Start of DATA FOR THIS TASK

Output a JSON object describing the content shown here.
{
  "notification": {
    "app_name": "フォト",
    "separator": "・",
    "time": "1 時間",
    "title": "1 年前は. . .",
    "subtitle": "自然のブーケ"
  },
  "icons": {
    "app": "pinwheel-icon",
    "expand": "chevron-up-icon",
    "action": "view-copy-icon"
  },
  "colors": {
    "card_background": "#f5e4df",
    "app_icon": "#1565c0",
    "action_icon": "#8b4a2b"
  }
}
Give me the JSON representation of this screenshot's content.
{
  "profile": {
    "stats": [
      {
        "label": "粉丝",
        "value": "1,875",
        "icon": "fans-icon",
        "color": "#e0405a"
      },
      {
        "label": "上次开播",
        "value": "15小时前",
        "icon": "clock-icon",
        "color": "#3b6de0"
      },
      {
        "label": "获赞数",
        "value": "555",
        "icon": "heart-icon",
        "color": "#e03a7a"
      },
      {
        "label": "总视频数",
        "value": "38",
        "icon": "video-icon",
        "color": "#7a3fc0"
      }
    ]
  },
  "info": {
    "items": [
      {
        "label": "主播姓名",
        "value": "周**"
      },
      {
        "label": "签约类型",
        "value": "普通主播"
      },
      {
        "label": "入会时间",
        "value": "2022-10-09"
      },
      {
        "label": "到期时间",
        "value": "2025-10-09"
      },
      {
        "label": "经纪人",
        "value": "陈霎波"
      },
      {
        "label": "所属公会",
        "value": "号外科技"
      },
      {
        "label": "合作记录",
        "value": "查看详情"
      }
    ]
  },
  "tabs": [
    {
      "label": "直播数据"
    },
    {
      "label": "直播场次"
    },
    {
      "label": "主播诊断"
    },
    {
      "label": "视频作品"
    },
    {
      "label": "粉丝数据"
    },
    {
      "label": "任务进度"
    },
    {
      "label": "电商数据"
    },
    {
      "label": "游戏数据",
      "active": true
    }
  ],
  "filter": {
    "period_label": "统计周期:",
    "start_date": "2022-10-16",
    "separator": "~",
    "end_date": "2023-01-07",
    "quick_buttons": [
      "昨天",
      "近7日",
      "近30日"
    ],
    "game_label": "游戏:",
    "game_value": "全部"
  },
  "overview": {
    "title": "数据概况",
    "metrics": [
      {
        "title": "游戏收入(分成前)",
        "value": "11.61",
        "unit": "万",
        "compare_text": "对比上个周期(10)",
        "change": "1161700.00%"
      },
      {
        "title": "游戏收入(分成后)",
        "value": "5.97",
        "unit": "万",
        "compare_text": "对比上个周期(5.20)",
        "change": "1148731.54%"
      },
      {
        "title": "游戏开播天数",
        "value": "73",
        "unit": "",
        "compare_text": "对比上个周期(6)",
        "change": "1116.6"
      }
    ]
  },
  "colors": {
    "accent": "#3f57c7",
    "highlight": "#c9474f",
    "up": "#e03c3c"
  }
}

End of DATA FOR THIS TASK

Copy every record exactly, with nothing added or dropped.

Output a JSON object describing the content shown here.
{
  "notification": {
    "app_name": "フォト",
    "separator": "・",
    "time": "1 時間",
    "title": "1 年前は. . .",
    "subtitle": "自然のブーケ"
  },
  "icons": {
    "app": "pinwheel-icon",
    "expand": "chevron-up-icon",
    "action": "view-copy-icon"
  },
  "colors": {
    "card_background": "#f5e4df",
    "app_icon": "#1565c0",
    "action_icon": "#8b4a2b"
  }
}
Give me the JSON representation of this screenshot's content.
{
  "profile": {
    "stats": [
      {
        "label": "粉丝",
        "value": "1,875",
        "icon": "fans-icon",
        "color": "#e0405a"
      },
      {
        "label": "上次开播",
        "value": "15小时前",
        "icon": "clock-icon",
        "color": "#3b6de0"
      },
      {
        "label": "获赞数",
        "value": "555",
        "icon": "heart-icon",
        "color": "#e03a7a"
      },
      {
        "label": "总视频数",
        "value": "38",
        "icon": "video-icon",
        "color": "#7a3fc0"
      }
    ]
  },
  "info": {
    "items": [
      {
        "label": "主播姓名",
        "value": "周**"
      },
      {
        "label": "签约类型",
        "value": "普通主播"
      },
      {
        "label": "入会时间",
        "value": "2022-10-09"
      },
      {
        "label": "到期时间",
        "value": "2025-10-09"
      },
      {
        "label": "经纪人",
        "value": "陈霎波"
      },
      {
        "label": "所属公会",
        "value": "号外科技"
      },
      {
        "label": "合作记录",
        "value": "查看详情"
      }
    ]
  },
  "tabs": [
    {
      "label": "直播数据"
    },
    {
      "label": "直播场次"
    },
    {
      "label": "主播诊断"
    },
    {
      "label": "视频作品"
    },
    {
      "label": "粉丝数据"
    },
    {
      "label": "任务进度"
    },
    {
      "label": "电商数据"
    },
    {
      "label": "游戏数据",
      "active": true
    }
  ],
  "filter": {
    "period_label": "统计周期:",
    "start_date": "2022-10-16",
    "separator": "~",
    "end_date": "2023-01-07",
    "quick_buttons": [
      "昨天",
      "近7日",
      "近30日"
    ],
    "game_label": "游戏:",
    "game_value": "全部"
  },
  "overview": {
    "title": "数据概况",
    "metrics": [
      {
        "title": "游戏收入(分成前)",
        "value": "11.61",
        "unit": "万",
        "compare_text": "对比上个周期(10)",
        "change": "1161700.00%"
      },
      {
        "title": "游戏收入(分成后)",
        "value": "5.97",
        "unit": "万",
        "compare_text": "对比上个周期(5.20)",
        "change": "1148731.54%"
      },
      {
        "title": "游戏开播天数",
        "value": "73",
        "unit": "",
        "compare_text": "对比上个周期(6)",
        "change": "1116.6"
      }
    ]
  },
  "colors": {
    "accent": "#3f57c7",
    "highlight": "#c9474f",
    "up": "#e03c3c"
  }
}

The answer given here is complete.